▶ [What is required] Your answer should reproduce every line of the material in which the word "long" occurs.

▶ [Task inputs]
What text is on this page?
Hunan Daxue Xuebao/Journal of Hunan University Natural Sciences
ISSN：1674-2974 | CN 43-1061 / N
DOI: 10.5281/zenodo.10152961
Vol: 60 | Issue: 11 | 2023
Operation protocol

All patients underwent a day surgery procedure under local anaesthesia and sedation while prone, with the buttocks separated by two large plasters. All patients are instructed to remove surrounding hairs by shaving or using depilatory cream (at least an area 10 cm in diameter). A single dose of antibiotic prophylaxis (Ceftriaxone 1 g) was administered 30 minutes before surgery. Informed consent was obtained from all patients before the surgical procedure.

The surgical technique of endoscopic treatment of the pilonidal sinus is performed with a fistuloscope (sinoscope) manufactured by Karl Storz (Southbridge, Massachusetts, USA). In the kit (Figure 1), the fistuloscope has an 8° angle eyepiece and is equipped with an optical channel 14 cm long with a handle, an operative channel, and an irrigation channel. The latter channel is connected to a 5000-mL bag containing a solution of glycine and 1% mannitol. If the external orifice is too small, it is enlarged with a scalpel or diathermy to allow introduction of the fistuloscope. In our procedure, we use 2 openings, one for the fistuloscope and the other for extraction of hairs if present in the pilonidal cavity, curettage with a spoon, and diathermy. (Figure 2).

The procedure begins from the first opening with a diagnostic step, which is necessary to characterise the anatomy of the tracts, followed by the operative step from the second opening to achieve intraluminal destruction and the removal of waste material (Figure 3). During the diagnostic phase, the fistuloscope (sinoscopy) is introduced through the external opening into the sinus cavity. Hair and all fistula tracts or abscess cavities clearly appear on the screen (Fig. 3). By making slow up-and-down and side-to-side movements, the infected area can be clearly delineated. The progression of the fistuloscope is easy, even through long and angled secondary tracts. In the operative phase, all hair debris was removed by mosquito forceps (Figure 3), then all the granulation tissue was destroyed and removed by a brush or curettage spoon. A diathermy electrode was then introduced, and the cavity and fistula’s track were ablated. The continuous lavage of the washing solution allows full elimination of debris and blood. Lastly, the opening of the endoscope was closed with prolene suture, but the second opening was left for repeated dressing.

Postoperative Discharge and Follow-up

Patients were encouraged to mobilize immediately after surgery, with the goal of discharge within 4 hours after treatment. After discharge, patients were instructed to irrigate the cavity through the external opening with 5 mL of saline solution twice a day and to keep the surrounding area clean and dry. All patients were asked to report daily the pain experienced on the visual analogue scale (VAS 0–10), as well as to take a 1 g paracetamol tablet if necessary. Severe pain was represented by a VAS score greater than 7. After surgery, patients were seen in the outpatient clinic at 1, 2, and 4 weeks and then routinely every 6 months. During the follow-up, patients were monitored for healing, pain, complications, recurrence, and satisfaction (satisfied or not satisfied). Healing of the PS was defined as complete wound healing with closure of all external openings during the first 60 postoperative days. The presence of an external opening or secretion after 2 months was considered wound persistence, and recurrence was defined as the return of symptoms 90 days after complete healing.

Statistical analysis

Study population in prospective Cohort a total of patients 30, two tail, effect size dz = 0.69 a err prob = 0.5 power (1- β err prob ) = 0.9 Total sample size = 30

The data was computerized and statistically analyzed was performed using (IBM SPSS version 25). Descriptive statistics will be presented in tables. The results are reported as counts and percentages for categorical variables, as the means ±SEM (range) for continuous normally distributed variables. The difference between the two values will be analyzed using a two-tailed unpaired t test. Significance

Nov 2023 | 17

▶ [Result for this exercise]
The surgical technique of endoscopic treatment of the pilonidal sinus is performed with a fistuloscope (sinoscope) manufactured by Karl Storz (Southbridge, Massachusetts, USA). In the kit (Figure 1), the fistuloscope has an 8° angle eyepiece and is equipped with an optical channel 14 cm long with a handle, an operative channel, and an irrigation channel. The latter channel is connected to a 5000-mL bag containing a solution of glycine and 1% mannitol. If the external orifice is too small, it is enlarged with a scalpel or diathermy to allow introduction of the fistuloscope. In our procedure, we use 2 openings, one for the fistuloscope and the other for extraction of hairs if present in the pilonidal cavity, curettage with a spoon, and diathermy. (Figure 2).
The procedure begins from the first opening with a diagnostic step, which is necessary to characterise the anatomy of the tracts, followed by the operative step from the second opening to achieve intraluminal destruction and the removal of waste material (Figure 3). During the diagnostic phase, the fistuloscope (sinoscopy) is introduced through the external opening into the sinus cavity. Hair and all fistula tracts or abscess cavities clearly appear on the screen (Fig. 3). By making slow up-and-down and side-to-side movements, the infected area can be clearly delineated. The progression of the fistuloscope is easy, even through long and angled secondary tracts. In the operative phase, all hair debris was removed by mosquito forceps (Figure 3), then all the granulation tissue was destroyed and removed by a brush or curettage spoon. A diathermy electrode was then introduced, and the cavity and fistula’s track were ablated. The continuous lavage of the washing solution allows full elimination of debris and blood. Lastly, the opening of the endoscope was closed with prolene suture, but the second opening was left for repeated dressing.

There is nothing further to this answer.